> _Aim_: Identify the lines that contain the word "climate" and copy each one.

> _Raw data_:
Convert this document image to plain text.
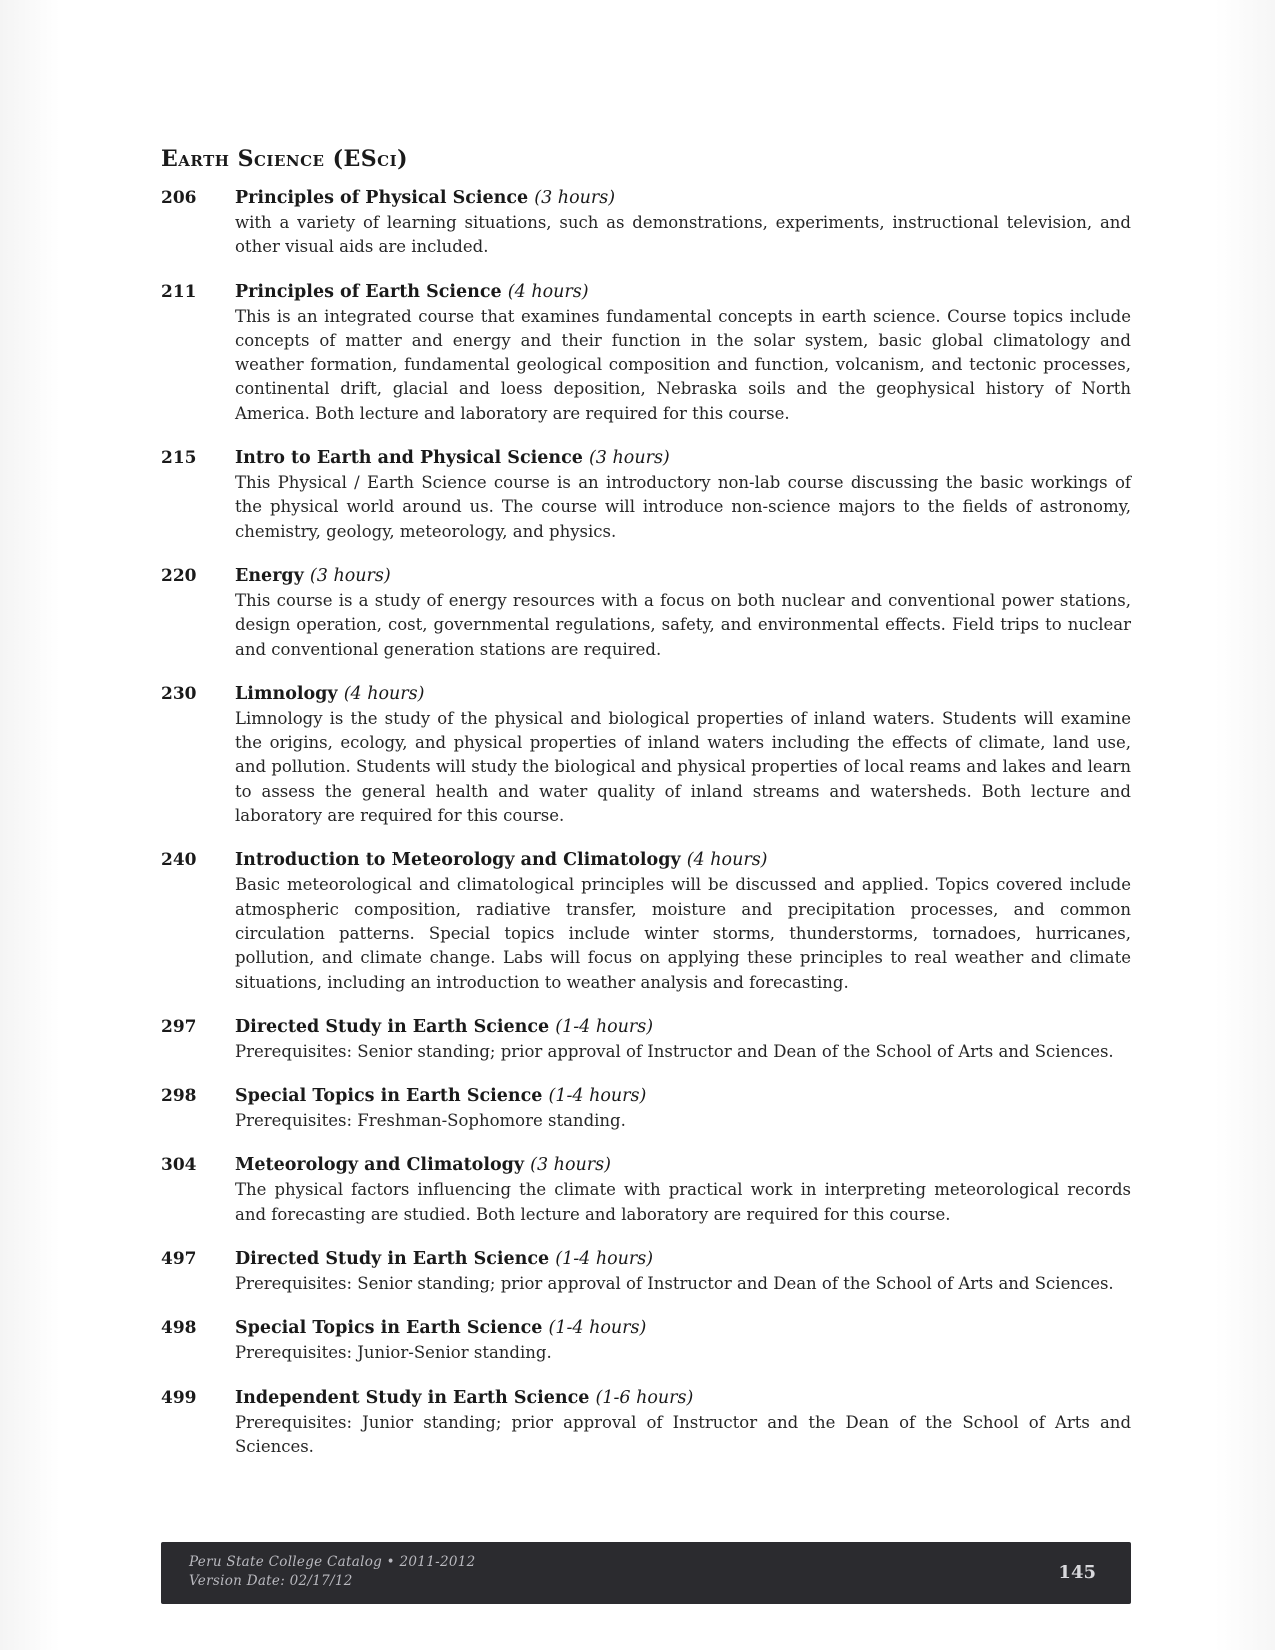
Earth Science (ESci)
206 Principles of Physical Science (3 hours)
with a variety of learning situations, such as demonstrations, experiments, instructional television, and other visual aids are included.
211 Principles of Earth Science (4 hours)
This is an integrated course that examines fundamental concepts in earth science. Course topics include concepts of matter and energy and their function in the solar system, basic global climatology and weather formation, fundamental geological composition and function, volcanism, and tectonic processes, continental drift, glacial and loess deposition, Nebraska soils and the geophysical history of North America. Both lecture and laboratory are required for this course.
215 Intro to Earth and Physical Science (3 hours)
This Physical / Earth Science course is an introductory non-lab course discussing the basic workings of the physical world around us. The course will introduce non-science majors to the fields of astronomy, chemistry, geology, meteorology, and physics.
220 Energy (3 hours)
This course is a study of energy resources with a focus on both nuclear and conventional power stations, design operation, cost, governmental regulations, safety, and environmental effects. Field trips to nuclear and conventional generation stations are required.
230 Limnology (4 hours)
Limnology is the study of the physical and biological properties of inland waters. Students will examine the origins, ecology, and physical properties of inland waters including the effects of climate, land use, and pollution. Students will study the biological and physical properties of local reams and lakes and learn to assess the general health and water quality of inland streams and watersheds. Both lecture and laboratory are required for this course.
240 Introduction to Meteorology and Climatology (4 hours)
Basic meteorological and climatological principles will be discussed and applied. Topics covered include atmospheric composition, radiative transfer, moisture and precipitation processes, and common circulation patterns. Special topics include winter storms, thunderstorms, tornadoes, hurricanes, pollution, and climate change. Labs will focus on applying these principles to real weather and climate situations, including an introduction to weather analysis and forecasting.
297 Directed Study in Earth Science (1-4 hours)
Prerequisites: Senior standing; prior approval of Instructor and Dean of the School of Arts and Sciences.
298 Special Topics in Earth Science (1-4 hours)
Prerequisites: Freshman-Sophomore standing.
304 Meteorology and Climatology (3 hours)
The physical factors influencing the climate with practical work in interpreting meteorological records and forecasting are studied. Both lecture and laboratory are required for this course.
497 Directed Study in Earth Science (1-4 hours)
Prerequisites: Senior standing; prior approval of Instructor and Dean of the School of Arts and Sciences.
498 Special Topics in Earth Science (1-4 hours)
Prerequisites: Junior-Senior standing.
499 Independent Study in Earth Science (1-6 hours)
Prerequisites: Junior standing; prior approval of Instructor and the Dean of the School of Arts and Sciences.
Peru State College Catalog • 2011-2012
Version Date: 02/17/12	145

==

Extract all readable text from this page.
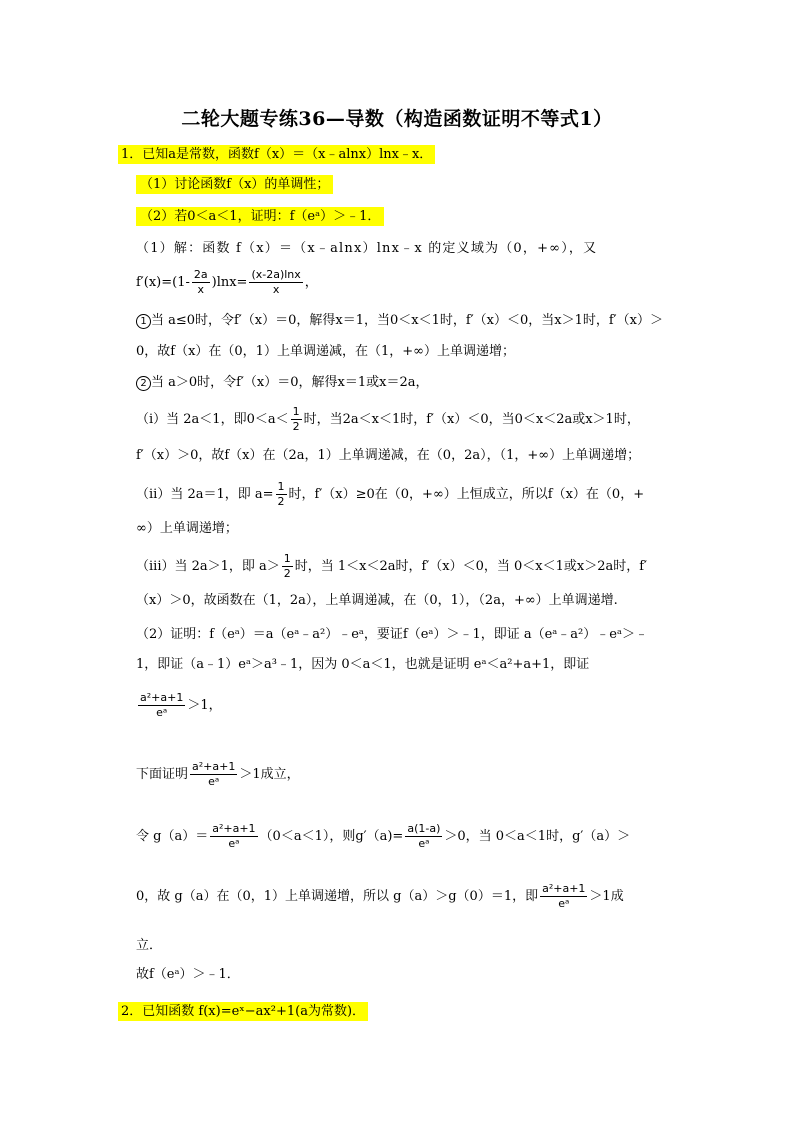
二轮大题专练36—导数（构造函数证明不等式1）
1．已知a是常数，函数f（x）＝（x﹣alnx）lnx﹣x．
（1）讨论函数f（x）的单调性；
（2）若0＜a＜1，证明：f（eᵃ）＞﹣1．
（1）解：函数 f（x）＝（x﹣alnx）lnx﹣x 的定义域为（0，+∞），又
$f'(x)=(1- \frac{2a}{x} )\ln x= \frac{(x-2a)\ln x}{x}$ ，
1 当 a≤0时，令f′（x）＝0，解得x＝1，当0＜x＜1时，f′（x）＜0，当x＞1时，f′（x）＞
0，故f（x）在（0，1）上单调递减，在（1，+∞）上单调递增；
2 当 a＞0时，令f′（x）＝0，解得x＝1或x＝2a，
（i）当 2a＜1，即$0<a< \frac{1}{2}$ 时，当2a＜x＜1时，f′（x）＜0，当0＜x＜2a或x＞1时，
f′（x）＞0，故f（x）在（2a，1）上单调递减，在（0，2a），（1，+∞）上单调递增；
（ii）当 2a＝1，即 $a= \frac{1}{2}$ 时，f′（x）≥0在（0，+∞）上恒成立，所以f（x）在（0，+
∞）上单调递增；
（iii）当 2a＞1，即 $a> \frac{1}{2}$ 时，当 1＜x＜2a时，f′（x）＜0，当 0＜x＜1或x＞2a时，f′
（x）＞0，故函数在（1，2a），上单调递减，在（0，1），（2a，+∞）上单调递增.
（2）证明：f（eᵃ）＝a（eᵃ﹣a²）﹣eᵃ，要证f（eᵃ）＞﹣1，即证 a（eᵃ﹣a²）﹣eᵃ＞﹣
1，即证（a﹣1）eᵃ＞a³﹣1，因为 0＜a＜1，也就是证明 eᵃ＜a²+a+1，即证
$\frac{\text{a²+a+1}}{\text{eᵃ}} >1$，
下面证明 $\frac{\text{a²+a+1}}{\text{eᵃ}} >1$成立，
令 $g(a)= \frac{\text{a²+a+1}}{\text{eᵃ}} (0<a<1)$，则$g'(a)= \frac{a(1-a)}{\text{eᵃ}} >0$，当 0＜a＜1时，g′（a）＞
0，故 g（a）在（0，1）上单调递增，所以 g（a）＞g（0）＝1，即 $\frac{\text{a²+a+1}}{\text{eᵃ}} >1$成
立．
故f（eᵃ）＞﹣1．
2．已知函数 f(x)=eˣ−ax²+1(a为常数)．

> _Answer for this exercise_:
Limnology is the study of the physical and biological properties of inland waters. Students will examine the origins, ecology, and physical properties of inland waters including the effects of climate, land use, and pollution. Students will study the biological and physical properties of local reams and lakes and learn to assess the general health and water quality of inland streams and watersheds. Both lecture and laboratory are required for this course.
Basic meteorological and climatological principles will be discussed and applied. Topics covered include atmospheric composition, radiative transfer, moisture and precipitation processes, and common circulation patterns. Special topics include winter storms, thunderstorms, tornadoes, hurricanes, pollution, and climate change. Labs will focus on applying these principles to real weather and climate situations, including an introduction to weather analysis and forecasting.
The physical factors influencing the climate with practical work in interpreting meteorological records and forecasting are studied. Both lecture and laboratory are required for this course.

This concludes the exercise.